## Given instruction
Output the data below in full, byte for byte. Nothing may differ.

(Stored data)
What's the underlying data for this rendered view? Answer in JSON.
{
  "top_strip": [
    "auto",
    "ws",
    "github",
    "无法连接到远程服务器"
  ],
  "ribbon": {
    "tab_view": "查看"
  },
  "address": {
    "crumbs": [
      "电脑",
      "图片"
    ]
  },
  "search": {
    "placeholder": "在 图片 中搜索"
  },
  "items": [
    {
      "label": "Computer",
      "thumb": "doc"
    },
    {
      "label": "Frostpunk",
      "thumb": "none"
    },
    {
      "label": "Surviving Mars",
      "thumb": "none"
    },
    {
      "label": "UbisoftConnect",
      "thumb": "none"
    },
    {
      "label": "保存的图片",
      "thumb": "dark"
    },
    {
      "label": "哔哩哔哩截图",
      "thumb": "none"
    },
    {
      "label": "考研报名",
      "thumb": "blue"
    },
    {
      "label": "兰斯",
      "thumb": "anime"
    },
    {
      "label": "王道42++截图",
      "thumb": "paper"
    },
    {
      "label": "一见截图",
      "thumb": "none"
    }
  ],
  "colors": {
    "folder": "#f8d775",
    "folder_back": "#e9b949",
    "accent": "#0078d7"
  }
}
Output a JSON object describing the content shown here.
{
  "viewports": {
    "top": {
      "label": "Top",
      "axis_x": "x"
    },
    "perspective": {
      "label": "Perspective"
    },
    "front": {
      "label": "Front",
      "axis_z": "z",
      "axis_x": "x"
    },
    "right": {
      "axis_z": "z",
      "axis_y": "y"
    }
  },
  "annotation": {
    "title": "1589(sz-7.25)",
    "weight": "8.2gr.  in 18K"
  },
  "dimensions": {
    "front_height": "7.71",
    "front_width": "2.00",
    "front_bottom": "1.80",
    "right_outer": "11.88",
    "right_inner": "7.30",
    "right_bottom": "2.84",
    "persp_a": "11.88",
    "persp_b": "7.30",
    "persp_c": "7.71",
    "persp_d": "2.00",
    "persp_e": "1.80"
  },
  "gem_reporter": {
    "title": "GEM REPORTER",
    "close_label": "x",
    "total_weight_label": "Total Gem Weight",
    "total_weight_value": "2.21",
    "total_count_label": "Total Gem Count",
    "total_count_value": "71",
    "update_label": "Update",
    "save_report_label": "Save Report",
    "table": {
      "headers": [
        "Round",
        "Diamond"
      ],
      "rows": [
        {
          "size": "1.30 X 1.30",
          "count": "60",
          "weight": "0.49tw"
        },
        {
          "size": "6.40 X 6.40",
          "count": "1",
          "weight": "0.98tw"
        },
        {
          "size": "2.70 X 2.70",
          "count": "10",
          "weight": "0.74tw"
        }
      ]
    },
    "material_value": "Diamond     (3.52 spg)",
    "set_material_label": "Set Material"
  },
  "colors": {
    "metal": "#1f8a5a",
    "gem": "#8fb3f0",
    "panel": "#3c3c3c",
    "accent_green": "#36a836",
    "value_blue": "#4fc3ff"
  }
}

## Task output
What's the underlying data for this rendered view? Answer in JSON.
{
  "top_strip": [
    "auto",
    "ws",
    "github",
    "无法连接到远程服务器"
  ],
  "ribbon": {
    "tab_view": "查看"
  },
  "address": {
    "crumbs": [
      "电脑",
      "图片"
    ]
  },
  "search": {
    "placeholder": "在 图片 中搜索"
  },
  "items": [
    {
      "label": "Computer",
      "thumb": "doc"
    },
    {
      "label": "Frostpunk",
      "thumb": "none"
    },
    {
      "label": "Surviving Mars",
      "thumb": "none"
    },
    {
      "label": "UbisoftConnect",
      "thumb": "none"
    },
    {
      "label": "保存的图片",
      "thumb": "dark"
    },
    {
      "label": "哔哩哔哩截图",
      "thumb": "none"
    },
    {
      "label": "考研报名",
      "thumb": "blue"
    },
    {
      "label": "兰斯",
      "thumb": "anime"
    },
    {
      "label": "王道42++截图",
      "thumb": "paper"
    },
    {
      "label": "一见截图",
      "thumb": "none"
    }
  ],
  "colors": {
    "folder": "#f8d775",
    "folder_back": "#e9b949",
    "accent": "#0078d7"
  }
}
Output a JSON object describing the content shown here.
{
  "viewports": {
    "top": {
      "label": "Top",
      "axis_x": "x"
    },
    "perspective": {
      "label": "Perspective"
    },
    "front": {
      "label": "Front",
      "axis_z": "z",
      "axis_x": "x"
    },
    "right": {
      "axis_z": "z",
      "axis_y": "y"
    }
  },
  "annotation": {
    "title": "1589(sz-7.25)",
    "weight": "8.2gr.  in 18K"
  },
  "dimensions": {
    "front_height": "7.71",
    "front_width": "2.00",
    "front_bottom": "1.80",
    "right_outer": "11.88",
    "right_inner": "7.30",
    "right_bottom": "2.84",
    "persp_a": "11.88",
    "persp_b": "7.30",
    "persp_c": "7.71",
    "persp_d": "2.00",
    "persp_e": "1.80"
  },
  "gem_reporter": {
    "title": "GEM REPORTER",
    "close_label": "x",
    "total_weight_label": "Total Gem Weight",
    "total_weight_value": "2.21",
    "total_count_label": "Total Gem Count",
    "total_count_value": "71",
    "update_label": "Update",
    "save_report_label": "Save Report",
    "table": {
      "headers": [
        "Round",
        "Diamond"
      ],
      "rows": [
        {
          "size": "1.30 X 1.30",
          "count": "60",
          "weight": "0.49tw"
        },
        {
          "size": "6.40 X 6.40",
          "count": "1",
          "weight": "0.98tw"
        },
        {
          "size": "2.70 X 2.70",
          "count": "10",
          "weight": "0.74tw"
        }
      ]
    },
    "material_value": "Diamond     (3.52 spg)",
    "set_material_label": "Set Material"
  },
  "colors": {
    "metal": "#1f8a5a",
    "gem": "#8fb3f0",
    "panel": "#3c3c3c",
    "accent_green": "#36a836",
    "value_blue": "#4fc3ff"
  }
}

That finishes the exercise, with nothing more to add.